» **WHAT IS NEEDED**
Scan the records and identify every line in which the string "Total" occurs, then return those lines.

» **DATASET CONTENT**
-=-=-=-=-

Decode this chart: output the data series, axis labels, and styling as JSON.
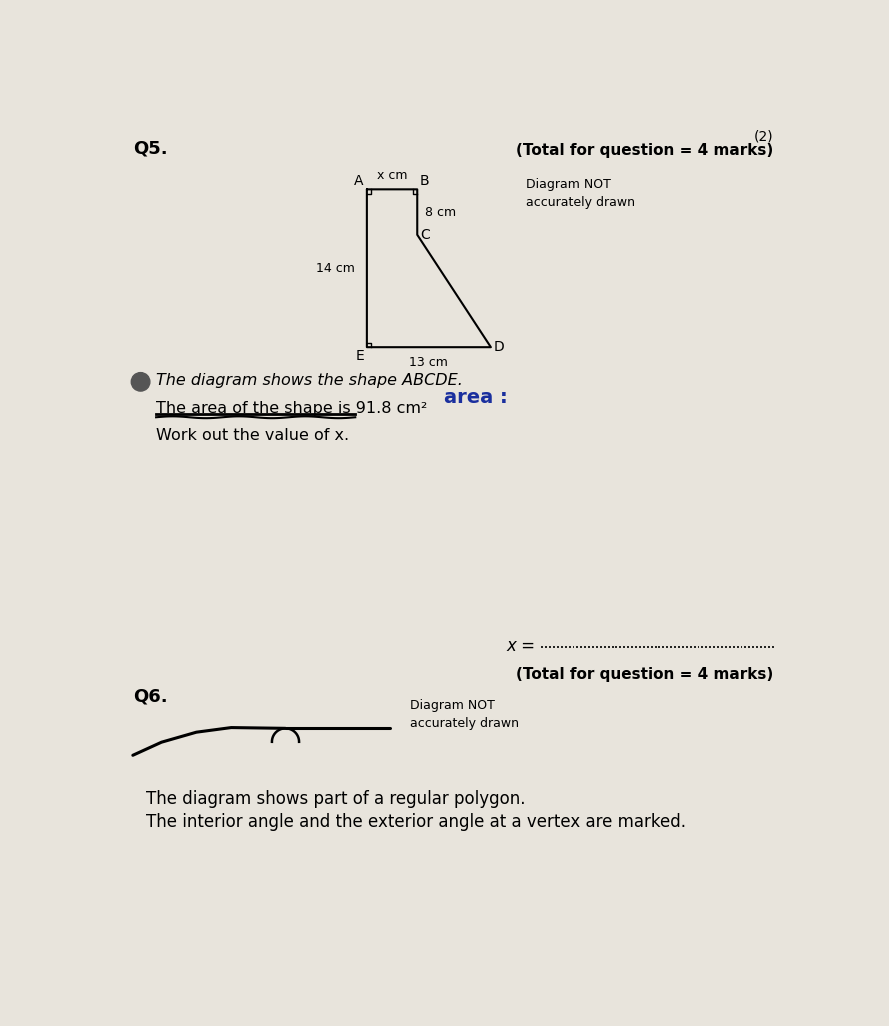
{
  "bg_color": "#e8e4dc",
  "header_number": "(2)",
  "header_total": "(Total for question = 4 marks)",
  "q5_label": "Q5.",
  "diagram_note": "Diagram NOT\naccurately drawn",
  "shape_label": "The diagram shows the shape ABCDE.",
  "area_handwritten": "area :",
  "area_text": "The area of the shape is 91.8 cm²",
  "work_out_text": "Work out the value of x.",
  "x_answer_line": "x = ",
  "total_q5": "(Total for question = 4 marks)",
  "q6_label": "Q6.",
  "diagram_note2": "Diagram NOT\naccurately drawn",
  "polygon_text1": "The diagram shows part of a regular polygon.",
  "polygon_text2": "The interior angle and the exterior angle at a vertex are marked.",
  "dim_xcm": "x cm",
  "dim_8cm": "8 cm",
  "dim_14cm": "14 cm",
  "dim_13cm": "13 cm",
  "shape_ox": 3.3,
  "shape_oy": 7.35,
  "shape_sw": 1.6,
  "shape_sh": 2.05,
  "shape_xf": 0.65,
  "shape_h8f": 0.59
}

-=-=-=-=-

» **WORKED ANSWER**
  "header_total": "(Total for question = 4 marks)",
  "total_q5": "(Total for question = 4 marks)",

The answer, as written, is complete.